Data excerpts
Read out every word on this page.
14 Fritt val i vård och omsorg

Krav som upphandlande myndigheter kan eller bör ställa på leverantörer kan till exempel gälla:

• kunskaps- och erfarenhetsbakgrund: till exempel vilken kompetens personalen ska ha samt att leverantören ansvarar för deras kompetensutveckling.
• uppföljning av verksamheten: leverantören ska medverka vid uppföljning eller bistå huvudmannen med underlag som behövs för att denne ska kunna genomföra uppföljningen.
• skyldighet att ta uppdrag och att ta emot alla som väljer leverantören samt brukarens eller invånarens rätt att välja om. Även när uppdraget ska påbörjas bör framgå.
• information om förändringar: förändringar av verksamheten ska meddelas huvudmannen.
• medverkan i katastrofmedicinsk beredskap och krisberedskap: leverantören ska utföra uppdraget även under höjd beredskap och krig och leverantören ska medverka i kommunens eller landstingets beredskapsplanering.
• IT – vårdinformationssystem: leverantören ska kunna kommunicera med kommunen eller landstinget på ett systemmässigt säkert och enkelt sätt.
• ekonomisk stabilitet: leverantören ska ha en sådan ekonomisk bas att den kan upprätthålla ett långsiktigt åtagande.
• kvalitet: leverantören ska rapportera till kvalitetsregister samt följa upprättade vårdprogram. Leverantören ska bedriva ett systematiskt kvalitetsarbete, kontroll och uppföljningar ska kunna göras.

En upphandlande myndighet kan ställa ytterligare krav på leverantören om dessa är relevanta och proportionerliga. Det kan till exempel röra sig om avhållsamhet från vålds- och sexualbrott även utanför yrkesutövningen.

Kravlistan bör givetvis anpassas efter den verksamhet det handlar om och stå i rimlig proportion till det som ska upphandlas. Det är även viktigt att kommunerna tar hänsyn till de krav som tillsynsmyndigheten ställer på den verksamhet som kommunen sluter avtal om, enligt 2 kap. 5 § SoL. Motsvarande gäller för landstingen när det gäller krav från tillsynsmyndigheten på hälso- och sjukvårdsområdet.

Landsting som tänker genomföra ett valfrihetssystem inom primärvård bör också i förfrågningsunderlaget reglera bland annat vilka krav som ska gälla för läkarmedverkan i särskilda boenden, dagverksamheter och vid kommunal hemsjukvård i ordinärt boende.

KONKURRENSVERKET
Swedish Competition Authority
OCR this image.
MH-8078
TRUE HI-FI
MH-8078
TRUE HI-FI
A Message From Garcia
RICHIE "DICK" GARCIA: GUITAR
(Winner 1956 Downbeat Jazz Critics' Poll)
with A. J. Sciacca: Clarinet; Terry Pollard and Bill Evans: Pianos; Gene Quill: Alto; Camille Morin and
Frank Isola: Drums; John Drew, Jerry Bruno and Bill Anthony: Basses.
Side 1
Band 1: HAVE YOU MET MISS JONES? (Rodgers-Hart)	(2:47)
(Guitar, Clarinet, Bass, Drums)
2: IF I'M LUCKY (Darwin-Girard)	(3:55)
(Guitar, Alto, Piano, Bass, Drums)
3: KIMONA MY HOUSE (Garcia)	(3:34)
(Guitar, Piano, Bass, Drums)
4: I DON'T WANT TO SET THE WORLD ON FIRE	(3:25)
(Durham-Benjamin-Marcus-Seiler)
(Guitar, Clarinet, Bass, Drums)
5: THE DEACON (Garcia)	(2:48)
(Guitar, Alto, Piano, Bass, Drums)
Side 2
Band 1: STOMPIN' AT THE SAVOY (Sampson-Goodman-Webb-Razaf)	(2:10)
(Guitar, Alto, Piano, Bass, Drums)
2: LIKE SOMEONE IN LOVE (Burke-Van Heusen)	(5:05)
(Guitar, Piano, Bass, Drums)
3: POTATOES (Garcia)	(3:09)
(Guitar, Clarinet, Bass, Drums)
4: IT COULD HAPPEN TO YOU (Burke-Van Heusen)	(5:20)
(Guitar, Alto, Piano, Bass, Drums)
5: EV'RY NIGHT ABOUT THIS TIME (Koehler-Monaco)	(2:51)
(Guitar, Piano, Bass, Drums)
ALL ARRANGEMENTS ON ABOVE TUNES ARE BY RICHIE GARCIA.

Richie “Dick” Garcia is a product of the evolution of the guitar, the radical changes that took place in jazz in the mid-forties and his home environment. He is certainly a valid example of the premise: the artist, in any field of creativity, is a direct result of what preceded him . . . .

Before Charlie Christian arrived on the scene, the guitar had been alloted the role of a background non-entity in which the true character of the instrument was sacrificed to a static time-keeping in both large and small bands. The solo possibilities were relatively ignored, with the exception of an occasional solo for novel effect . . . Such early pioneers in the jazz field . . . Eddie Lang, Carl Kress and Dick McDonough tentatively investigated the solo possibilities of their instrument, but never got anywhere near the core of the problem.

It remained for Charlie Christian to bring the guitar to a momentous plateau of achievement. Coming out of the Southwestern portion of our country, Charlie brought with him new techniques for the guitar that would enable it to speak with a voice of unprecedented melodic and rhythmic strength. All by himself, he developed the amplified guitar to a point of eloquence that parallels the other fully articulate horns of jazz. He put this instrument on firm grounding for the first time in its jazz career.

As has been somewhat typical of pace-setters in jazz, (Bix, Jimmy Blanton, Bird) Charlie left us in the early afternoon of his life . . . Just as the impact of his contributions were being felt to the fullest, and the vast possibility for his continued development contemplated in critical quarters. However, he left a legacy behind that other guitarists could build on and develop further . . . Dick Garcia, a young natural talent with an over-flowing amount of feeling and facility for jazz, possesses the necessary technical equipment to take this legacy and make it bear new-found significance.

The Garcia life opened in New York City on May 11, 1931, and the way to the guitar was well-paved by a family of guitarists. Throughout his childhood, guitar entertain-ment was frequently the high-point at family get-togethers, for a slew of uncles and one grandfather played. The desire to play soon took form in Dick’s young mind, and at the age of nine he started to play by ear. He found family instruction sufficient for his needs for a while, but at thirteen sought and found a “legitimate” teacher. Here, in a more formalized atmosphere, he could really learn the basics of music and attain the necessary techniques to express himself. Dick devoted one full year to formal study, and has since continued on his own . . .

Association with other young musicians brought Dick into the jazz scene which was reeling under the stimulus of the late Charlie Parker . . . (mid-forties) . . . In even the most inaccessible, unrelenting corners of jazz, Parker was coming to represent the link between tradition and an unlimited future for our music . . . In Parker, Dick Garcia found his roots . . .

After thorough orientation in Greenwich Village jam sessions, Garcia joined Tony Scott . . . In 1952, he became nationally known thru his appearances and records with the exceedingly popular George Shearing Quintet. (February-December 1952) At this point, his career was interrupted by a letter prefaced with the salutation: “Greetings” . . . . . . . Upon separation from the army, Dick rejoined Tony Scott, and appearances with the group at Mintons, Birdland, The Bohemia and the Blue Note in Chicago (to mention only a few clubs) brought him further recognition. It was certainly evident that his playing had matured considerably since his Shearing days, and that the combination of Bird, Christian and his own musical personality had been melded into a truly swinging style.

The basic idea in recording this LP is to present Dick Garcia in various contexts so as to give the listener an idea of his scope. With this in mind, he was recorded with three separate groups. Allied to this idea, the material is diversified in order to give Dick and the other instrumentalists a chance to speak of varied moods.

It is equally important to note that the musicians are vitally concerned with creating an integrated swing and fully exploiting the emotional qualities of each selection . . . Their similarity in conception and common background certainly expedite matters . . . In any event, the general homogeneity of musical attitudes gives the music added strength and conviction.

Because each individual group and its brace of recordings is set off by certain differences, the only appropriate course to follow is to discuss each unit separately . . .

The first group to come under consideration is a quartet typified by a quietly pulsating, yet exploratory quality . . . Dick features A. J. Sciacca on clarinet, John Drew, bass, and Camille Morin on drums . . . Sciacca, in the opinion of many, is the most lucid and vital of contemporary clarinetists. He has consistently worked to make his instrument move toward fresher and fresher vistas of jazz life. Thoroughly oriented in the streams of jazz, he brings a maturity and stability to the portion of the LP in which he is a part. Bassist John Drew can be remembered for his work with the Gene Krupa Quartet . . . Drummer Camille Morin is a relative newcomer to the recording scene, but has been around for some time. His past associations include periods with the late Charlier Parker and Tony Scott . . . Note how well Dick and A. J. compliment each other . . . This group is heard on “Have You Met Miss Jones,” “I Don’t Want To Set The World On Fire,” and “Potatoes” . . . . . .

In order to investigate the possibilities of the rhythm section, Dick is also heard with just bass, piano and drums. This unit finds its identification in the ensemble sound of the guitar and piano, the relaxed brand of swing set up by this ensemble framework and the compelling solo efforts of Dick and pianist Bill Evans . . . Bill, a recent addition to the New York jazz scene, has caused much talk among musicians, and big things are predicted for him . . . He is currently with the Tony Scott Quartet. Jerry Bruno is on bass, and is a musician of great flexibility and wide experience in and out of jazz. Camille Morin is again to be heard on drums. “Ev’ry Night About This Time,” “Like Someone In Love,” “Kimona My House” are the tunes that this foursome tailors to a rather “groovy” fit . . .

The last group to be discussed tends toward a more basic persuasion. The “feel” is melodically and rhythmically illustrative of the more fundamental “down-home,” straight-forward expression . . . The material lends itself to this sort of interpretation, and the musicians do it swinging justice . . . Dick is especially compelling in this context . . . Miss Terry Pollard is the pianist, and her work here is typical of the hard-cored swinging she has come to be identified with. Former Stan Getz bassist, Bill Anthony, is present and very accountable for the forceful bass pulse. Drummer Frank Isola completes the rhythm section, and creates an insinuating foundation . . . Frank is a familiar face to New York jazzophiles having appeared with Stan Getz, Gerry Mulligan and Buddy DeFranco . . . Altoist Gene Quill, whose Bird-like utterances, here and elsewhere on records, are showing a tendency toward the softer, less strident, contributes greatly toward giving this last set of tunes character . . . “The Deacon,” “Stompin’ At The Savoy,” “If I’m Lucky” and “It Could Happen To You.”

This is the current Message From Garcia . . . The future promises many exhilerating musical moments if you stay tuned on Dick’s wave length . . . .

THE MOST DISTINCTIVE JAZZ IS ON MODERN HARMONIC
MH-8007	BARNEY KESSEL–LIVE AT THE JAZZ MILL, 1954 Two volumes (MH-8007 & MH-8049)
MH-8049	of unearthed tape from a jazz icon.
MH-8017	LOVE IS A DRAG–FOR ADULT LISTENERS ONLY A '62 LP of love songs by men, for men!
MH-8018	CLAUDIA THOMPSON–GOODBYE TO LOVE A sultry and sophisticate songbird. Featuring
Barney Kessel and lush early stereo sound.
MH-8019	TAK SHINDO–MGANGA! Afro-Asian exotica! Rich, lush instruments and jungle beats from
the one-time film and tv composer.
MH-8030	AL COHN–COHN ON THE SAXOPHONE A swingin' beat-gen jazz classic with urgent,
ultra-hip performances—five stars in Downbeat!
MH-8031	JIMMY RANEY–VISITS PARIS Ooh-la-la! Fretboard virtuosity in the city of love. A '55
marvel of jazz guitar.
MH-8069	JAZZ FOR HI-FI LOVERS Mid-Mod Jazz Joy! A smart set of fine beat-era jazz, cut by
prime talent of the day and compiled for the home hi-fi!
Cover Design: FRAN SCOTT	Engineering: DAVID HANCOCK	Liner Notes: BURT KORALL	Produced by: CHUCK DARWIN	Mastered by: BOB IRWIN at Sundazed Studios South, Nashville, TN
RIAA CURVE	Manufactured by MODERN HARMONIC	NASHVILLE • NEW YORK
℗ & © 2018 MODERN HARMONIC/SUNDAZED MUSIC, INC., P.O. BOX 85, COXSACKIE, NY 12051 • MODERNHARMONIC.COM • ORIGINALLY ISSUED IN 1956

# [Exercise objective]
Determine how many lines in the data include "ställa", and let the answer be that number alone.

# [Reply]
2